- **What the task asks**
Each line containing the word "screenshot" must be reported.
>> start Data shown
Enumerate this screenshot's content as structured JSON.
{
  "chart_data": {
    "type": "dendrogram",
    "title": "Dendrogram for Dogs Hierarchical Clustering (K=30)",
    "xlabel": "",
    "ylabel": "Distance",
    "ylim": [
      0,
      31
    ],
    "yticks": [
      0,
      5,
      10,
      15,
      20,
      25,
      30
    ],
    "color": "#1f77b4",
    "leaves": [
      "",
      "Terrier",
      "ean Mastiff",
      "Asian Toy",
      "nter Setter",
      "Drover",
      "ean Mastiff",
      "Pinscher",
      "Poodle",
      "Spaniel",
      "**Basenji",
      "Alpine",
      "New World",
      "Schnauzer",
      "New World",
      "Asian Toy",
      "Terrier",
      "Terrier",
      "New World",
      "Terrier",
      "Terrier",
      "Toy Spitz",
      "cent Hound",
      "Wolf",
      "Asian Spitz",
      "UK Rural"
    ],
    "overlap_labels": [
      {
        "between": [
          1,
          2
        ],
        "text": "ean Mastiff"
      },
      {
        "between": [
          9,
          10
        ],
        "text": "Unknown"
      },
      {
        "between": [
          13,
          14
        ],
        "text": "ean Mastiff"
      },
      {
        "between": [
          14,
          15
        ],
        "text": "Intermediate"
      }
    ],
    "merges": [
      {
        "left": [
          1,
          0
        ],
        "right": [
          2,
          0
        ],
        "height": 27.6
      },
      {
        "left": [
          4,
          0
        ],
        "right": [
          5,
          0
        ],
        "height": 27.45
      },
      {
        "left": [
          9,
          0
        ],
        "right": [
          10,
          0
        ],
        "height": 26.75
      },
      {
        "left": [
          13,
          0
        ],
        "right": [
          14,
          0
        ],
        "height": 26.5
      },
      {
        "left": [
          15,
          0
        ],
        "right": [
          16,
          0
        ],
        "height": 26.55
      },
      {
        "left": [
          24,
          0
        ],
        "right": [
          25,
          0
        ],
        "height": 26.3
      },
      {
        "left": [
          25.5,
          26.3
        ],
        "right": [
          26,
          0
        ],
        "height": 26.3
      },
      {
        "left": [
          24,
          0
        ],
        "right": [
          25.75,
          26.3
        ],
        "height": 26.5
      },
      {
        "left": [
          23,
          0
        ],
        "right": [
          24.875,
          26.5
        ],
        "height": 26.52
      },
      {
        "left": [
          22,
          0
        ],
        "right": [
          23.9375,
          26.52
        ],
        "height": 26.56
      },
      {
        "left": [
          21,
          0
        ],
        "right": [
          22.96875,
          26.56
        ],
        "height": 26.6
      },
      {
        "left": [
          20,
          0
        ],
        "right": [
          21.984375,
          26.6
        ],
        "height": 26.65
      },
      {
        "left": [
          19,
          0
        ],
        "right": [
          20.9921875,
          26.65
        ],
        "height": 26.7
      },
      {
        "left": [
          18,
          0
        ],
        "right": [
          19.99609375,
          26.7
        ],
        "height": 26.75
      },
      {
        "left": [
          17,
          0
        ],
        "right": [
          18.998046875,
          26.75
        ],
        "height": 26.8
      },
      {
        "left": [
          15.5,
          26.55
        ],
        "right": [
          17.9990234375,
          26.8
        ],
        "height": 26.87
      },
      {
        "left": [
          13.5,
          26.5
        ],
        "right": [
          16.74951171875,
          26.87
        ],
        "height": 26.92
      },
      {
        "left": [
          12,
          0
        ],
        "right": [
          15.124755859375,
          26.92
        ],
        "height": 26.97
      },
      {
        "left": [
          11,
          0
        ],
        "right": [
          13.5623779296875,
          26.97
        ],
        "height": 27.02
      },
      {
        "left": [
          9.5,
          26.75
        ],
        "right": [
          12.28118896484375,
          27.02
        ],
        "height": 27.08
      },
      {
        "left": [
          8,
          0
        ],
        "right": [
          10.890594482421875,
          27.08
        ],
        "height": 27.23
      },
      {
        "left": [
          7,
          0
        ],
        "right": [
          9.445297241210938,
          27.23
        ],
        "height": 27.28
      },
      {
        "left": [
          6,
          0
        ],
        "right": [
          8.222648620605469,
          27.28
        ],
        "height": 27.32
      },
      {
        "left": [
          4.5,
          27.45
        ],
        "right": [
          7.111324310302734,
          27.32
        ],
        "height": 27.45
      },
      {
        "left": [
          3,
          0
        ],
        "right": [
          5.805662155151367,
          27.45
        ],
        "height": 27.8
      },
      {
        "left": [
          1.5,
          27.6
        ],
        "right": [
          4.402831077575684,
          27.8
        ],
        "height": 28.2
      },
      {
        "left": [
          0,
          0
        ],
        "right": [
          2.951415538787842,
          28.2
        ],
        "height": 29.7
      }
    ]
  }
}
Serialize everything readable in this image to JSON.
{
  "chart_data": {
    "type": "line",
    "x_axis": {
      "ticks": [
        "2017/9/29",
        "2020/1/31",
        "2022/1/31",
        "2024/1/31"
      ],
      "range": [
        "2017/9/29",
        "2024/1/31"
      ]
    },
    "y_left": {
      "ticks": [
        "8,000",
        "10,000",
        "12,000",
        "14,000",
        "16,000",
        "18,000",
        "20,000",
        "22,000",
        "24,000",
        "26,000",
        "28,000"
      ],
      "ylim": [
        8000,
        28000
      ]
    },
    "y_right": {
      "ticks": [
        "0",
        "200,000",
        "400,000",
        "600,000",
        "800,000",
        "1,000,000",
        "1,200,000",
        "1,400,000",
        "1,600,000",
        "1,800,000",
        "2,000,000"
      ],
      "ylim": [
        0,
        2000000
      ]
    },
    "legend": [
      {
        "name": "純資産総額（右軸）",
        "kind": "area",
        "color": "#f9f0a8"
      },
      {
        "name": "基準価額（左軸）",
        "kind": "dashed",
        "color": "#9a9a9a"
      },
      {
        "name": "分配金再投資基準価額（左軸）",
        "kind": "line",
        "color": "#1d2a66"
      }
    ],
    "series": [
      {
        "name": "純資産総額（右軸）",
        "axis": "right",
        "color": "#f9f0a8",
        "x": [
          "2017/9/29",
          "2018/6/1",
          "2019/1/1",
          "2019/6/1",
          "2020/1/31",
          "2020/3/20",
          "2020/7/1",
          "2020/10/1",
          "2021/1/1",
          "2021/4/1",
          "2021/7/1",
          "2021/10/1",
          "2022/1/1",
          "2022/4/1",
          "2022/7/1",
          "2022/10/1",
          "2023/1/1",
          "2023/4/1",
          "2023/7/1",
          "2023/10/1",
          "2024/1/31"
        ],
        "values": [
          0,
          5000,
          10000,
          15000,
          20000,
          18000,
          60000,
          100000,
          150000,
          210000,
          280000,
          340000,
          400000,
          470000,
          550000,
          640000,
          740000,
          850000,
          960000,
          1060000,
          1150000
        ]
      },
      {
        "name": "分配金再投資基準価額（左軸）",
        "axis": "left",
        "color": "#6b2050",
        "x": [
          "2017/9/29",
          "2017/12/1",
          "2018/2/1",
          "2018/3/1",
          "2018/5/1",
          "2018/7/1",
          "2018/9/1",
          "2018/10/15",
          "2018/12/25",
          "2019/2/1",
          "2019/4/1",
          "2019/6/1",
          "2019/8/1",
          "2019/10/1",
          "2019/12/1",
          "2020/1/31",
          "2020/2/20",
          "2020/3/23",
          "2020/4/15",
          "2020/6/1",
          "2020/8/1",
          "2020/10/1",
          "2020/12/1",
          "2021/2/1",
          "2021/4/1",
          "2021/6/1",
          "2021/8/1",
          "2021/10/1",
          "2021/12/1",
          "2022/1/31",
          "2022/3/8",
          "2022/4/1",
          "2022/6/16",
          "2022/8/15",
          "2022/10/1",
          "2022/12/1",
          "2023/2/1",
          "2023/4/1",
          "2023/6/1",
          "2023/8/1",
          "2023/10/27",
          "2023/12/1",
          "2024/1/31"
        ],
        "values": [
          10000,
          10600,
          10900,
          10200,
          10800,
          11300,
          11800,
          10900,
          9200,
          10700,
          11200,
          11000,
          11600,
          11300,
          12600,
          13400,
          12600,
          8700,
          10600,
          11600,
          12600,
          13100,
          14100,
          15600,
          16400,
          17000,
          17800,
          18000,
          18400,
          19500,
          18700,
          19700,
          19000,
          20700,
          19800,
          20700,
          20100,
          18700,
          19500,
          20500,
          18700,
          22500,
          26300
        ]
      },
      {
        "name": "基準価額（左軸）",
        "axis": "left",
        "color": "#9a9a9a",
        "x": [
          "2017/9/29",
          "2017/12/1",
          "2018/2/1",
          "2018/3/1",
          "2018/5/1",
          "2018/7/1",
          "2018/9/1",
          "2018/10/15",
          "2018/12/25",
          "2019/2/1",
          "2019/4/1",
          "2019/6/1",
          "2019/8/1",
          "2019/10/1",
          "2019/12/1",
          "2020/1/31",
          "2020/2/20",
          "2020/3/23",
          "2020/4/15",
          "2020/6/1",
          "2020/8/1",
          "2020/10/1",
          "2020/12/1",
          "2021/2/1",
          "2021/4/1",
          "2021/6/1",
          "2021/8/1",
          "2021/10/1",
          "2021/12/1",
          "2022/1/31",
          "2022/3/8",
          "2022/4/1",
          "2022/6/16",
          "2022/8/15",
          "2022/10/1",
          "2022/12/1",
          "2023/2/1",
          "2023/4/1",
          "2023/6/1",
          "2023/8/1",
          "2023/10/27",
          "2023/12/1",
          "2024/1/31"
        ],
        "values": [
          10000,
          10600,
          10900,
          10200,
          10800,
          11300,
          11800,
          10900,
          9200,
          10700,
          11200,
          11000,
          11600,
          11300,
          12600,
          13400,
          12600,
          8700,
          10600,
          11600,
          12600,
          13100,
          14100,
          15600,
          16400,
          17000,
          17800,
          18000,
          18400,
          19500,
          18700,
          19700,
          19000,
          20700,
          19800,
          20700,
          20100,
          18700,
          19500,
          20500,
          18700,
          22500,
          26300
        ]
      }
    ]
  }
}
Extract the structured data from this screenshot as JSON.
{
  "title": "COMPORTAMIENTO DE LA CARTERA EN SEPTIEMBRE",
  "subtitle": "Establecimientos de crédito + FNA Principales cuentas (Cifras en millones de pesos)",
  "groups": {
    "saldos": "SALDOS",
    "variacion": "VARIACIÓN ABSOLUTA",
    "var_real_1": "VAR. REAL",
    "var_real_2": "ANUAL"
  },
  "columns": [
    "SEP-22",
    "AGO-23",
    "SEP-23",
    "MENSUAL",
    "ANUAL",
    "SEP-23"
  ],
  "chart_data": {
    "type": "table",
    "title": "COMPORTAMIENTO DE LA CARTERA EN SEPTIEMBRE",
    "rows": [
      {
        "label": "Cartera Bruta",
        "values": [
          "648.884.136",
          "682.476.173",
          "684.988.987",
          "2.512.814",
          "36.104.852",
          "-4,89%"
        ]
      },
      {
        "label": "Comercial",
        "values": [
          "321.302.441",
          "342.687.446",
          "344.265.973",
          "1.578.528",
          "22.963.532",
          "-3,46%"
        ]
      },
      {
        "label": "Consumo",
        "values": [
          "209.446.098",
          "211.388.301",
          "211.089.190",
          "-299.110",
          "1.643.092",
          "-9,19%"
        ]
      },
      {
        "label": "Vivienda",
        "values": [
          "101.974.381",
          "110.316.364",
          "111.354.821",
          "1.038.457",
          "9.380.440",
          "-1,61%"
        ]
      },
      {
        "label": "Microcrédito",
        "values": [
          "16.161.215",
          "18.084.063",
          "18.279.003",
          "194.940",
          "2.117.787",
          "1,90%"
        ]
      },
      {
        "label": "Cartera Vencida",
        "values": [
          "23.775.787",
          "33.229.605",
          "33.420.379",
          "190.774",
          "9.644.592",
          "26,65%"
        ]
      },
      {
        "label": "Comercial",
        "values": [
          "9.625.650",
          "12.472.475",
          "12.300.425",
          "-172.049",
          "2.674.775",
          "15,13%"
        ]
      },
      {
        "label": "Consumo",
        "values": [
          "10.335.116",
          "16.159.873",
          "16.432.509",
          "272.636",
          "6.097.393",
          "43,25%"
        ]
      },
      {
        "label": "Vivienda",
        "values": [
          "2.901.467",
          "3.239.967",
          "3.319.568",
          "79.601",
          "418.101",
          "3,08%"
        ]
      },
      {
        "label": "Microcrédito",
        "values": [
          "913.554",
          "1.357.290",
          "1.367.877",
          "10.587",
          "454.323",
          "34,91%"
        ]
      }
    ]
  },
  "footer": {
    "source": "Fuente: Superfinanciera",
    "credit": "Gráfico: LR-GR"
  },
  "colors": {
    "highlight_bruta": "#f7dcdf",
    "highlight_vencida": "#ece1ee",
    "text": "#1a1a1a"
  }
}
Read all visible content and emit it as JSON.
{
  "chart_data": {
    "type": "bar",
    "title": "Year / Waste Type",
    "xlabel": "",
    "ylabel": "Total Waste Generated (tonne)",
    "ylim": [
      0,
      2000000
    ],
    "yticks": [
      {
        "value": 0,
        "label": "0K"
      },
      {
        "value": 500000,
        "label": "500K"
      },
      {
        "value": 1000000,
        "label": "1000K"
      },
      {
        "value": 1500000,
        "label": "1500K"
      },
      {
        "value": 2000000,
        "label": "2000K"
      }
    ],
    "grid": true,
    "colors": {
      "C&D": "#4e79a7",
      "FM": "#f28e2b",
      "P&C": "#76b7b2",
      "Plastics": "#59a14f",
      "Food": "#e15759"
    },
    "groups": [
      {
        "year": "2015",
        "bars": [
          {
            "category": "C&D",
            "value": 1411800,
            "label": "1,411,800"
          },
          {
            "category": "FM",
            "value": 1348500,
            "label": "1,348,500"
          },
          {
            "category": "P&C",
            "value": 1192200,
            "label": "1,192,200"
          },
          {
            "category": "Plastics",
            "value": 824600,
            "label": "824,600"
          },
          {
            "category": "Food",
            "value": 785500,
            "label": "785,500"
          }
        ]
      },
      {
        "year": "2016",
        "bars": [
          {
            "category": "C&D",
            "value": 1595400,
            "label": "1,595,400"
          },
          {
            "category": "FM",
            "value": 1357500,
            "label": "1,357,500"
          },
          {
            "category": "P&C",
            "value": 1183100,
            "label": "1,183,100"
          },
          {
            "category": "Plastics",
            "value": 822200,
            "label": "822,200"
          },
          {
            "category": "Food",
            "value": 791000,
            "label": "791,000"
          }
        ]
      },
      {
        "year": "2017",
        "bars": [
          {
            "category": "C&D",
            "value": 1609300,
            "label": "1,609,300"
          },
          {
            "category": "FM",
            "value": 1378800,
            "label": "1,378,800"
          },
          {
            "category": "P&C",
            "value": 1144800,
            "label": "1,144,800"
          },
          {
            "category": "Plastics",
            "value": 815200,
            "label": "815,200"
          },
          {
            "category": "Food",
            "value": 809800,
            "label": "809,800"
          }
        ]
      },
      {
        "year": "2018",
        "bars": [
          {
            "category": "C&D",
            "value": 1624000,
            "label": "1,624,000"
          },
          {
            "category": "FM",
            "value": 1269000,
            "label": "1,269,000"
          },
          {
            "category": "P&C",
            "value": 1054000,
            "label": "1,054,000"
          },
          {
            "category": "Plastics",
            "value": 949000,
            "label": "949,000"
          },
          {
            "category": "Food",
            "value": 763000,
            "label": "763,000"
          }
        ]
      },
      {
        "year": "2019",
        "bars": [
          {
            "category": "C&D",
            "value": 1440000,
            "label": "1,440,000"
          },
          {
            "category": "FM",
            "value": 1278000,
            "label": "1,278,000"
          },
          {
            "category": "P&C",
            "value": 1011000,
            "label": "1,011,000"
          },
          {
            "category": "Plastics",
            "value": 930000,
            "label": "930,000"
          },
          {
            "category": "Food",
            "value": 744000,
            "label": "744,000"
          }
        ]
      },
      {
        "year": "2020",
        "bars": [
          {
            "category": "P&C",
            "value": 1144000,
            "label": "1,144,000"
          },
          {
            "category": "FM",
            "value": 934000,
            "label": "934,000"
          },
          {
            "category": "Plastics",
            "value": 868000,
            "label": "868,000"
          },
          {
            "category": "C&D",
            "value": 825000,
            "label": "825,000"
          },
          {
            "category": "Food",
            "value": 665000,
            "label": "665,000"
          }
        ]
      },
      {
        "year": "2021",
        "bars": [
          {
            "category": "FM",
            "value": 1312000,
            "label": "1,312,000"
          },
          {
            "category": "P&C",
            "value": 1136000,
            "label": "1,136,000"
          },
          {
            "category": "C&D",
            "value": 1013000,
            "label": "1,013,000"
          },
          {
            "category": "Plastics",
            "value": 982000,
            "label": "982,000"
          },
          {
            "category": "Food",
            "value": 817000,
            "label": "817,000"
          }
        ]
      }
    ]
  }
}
>> end Data shown
- **Final result**
Enumerate this screenshot's content as structured JSON.
Extract the structured data from this screenshot as JSON.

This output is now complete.